• **Goal**: Copy out every line of the data below that contains the string "legend".

** BEGIN Given information **

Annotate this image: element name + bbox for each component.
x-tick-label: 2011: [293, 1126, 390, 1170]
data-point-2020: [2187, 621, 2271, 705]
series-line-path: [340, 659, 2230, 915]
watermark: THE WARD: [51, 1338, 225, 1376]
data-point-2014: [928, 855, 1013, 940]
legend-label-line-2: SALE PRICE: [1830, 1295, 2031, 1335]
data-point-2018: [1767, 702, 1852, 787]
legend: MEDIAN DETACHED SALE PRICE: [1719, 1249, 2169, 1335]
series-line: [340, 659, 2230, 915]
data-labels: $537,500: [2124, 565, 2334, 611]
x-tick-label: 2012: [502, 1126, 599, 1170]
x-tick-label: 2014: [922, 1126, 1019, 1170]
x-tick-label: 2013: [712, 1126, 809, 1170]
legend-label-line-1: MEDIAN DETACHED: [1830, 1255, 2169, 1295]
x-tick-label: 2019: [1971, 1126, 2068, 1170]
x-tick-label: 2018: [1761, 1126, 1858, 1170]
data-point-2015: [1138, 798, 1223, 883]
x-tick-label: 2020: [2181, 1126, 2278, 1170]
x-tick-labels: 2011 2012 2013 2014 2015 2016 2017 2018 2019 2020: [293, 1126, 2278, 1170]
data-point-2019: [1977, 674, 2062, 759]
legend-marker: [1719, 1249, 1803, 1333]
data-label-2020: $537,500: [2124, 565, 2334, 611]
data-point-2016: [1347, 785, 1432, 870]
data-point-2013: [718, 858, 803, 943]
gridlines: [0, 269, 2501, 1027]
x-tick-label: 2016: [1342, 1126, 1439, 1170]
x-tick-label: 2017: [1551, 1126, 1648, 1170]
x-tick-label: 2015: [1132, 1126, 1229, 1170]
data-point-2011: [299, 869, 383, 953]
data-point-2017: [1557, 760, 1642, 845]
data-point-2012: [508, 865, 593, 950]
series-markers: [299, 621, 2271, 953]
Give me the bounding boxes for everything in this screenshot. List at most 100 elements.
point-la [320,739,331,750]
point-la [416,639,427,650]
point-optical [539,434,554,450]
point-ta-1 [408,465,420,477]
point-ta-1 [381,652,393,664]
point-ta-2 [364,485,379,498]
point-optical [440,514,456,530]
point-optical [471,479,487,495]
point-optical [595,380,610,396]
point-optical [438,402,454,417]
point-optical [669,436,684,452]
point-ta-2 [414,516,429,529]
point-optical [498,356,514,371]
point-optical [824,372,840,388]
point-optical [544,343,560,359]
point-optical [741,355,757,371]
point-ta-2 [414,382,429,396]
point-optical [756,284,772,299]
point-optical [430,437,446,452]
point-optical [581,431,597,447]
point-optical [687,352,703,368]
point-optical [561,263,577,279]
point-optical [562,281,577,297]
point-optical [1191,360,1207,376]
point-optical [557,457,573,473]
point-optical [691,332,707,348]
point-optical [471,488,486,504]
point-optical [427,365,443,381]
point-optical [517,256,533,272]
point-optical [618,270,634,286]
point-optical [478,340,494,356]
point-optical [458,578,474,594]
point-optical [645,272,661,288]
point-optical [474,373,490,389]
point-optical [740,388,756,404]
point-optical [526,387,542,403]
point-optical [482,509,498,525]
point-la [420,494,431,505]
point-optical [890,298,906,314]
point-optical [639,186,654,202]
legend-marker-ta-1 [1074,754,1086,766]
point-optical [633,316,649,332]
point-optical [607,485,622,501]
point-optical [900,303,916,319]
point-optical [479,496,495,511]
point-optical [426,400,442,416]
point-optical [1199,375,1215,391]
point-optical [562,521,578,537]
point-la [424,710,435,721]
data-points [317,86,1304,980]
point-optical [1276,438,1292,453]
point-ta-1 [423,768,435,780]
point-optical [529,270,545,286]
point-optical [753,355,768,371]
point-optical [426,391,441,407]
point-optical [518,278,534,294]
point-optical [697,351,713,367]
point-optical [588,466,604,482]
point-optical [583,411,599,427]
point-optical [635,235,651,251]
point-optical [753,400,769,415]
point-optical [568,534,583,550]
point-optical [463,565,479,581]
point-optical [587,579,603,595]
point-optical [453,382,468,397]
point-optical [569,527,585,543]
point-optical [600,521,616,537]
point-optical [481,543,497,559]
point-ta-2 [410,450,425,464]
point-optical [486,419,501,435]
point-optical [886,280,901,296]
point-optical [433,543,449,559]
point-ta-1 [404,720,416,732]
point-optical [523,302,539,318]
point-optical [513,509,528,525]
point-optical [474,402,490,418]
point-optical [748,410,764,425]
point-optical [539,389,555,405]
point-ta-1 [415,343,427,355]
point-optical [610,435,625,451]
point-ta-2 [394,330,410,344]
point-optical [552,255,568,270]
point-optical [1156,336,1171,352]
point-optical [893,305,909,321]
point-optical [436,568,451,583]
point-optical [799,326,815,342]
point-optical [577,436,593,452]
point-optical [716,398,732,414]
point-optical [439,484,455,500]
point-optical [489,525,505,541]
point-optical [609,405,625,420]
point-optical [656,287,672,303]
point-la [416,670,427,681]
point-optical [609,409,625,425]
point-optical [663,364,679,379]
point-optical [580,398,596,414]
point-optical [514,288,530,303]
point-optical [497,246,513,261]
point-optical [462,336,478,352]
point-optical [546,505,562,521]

** END Given information **

• **Solution for this task**:
legend-label-line-2: SALE PRICE: [1830, 1295, 2031, 1335]
legend: MEDIAN DETACHED SALE PRICE: [1719, 1249, 2169, 1335]
legend-label-line-1: MEDIAN DETACHED: [1830, 1255, 2169, 1295]
legend-marker: [1719, 1249, 1803, 1333]
legend-marker-ta-1 [1074,754,1086,766]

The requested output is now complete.